TASK REQUIREMENTS:
Check every line below for the string "apenas", and copy the lines that contain it.

* BEGIN SUPPLIED INFORMATION *

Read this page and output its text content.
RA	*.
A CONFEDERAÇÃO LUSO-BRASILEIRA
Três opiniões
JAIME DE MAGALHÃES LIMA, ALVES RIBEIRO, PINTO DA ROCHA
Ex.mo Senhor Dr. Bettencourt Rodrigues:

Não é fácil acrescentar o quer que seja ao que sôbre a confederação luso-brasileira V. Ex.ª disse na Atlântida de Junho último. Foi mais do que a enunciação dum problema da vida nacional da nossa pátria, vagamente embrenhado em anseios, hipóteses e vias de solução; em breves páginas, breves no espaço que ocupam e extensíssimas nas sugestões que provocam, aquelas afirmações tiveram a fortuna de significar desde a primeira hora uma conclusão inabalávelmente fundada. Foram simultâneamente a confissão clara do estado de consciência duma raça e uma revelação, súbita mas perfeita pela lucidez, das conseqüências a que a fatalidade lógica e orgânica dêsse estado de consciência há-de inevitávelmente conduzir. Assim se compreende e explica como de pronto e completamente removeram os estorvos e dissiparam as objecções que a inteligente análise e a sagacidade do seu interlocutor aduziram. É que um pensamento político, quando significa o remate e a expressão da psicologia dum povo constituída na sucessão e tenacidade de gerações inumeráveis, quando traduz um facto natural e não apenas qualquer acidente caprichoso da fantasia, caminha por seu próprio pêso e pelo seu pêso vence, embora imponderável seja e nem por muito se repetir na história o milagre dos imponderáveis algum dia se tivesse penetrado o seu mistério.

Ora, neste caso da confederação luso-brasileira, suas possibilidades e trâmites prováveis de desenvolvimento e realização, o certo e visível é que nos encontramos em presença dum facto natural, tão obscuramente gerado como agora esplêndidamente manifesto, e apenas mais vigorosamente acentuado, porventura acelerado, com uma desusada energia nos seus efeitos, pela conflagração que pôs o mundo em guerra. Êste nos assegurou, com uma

* END SUPPLIED INFORMATION *

SOLUTION:
Não é fácil acrescentar o quer que seja ao que sôbre a confederação luso-brasileira V. Ex.ª disse na Atlântida de Junho último. Foi mais do que a enunciação dum problema da vida nacional da nossa pátria, vagamente embrenhado em anseios, hipóteses e vias de solução; em breves páginas, breves no espaço que ocupam e extensíssimas nas sugestões que provocam, aquelas afirmações tiveram a fortuna de significar desde a primeira hora uma conclusão inabalávelmente fundada. Foram simultâneamente a confissão clara do estado de consciência duma raça e uma revelação, súbita mas perfeita pela lucidez, das conseqüências a que a fatalidade lógica e orgânica dêsse estado de consciência há-de inevitávelmente conduzir. Assim se compreende e explica como de pronto e completamente removeram os estorvos e dissiparam as objecções que a inteligente análise e a sagacidade do seu interlocutor aduziram. É que um pensamento político, quando significa o remate e a expressão da psicologia dum povo constituída na sucessão e tenacidade de gerações inumeráveis, quando traduz um facto natural e não apenas qualquer acidente caprichoso da fantasia, caminha por seu próprio pêso e pelo seu pêso vence, embora imponderável seja e nem por muito se repetir na história o milagre dos imponderáveis algum dia se tivesse penetrado o seu mistério.
Ora, neste caso da confederação luso-brasileira, suas possibilidades e trâmites prováveis de desenvolvimento e realização, o certo e visível é que nos encontramos em presença dum facto natural, tão obscuramente gerado como agora esplêndidamente manifesto, e apenas mais vigorosamente acentuado, porventura acelerado, com uma desusada energia nos seus efeitos, pela conflagração que pôs o mundo em guerra. Êste nos assegurou, com uma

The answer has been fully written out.